Stored items from a collection:

______

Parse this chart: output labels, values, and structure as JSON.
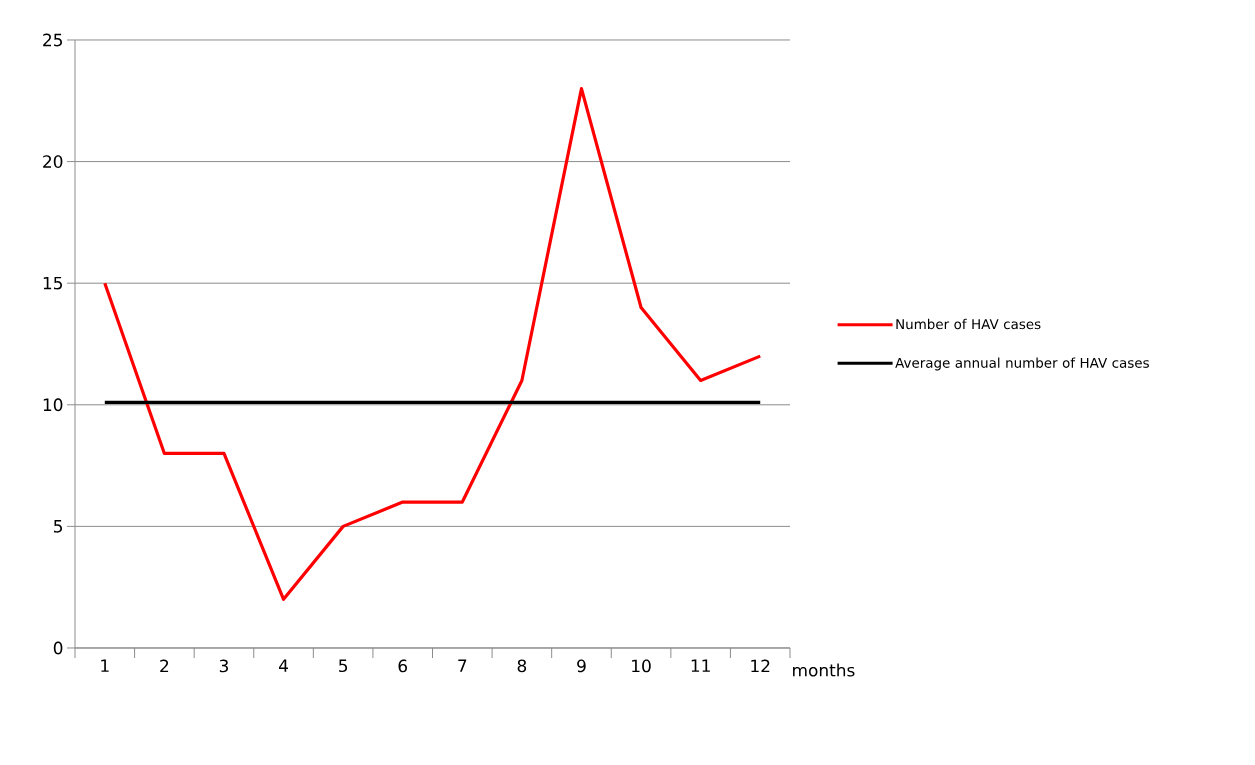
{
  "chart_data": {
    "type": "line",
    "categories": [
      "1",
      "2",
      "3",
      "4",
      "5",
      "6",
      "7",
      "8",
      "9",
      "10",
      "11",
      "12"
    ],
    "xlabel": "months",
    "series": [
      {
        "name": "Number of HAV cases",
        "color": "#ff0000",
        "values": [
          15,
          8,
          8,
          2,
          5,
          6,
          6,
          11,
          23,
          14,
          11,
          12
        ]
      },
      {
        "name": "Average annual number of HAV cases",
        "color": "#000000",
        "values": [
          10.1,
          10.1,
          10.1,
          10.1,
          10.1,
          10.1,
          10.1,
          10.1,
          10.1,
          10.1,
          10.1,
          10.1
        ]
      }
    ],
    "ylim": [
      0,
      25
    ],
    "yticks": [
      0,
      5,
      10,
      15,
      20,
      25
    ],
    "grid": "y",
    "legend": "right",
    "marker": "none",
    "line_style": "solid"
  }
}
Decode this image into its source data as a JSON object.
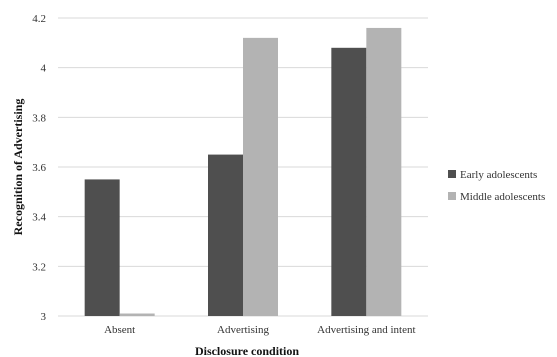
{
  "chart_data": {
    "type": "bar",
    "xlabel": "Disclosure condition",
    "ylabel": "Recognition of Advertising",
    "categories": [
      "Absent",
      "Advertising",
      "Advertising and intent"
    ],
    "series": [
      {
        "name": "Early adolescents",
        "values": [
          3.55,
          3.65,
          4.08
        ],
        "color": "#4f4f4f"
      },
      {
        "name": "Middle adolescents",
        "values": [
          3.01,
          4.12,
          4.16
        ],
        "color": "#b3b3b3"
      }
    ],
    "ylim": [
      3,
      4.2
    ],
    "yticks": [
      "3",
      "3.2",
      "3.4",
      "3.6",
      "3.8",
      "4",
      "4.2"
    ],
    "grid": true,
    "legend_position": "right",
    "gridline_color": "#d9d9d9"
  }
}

______

Reproduce the full listing above verbatim, with no pictures included.

* Task answer *
Parse this chart: output labels, values, and structure as JSON.
{
  "chart_data": {
    "type": "line",
    "categories": [
      "1",
      "2",
      "3",
      "4",
      "5",
      "6",
      "7",
      "8",
      "9",
      "10",
      "11",
      "12"
    ],
    "xlabel": "months",
    "series": [
      {
        "name": "Number of HAV cases",
        "color": "#ff0000",
        "values": [
          15,
          8,
          8,
          2,
          5,
          6,
          6,
          11,
          23,
          14,
          11,
          12
        ]
      },
      {
        "name": "Average annual number of HAV cases",
        "color": "#000000",
        "values": [
          10.1,
          10.1,
          10.1,
          10.1,
          10.1,
          10.1,
          10.1,
          10.1,
          10.1,
          10.1,
          10.1,
          10.1
        ]
      }
    ],
    "ylim": [
      0,
      25
    ],
    "yticks": [
      0,
      5,
      10,
      15,
      20,
      25
    ],
    "grid": "y",
    "legend": "right",
    "marker": "none",
    "line_style": "solid"
  }
}
Decode this image into its source data as a JSON object.
{
  "chart_data": {
    "type": "bar",
    "xlabel": "Disclosure condition",
    "ylabel": "Recognition of Advertising",
    "categories": [
      "Absent",
      "Advertising",
      "Advertising and intent"
    ],
    "series": [
      {
        "name": "Early adolescents",
        "values": [
          3.55,
          3.65,
          4.08
        ],
        "color": "#4f4f4f"
      },
      {
        "name": "Middle adolescents",
        "values": [
          3.01,
          4.12,
          4.16
        ],
        "color": "#b3b3b3"
      }
    ],
    "ylim": [
      3,
      4.2
    ],
    "yticks": [
      "3",
      "3.2",
      "3.4",
      "3.6",
      "3.8",
      "4",
      "4.2"
    ],
    "grid": true,
    "legend_position": "right",
    "gridline_color": "#d9d9d9"
  }
}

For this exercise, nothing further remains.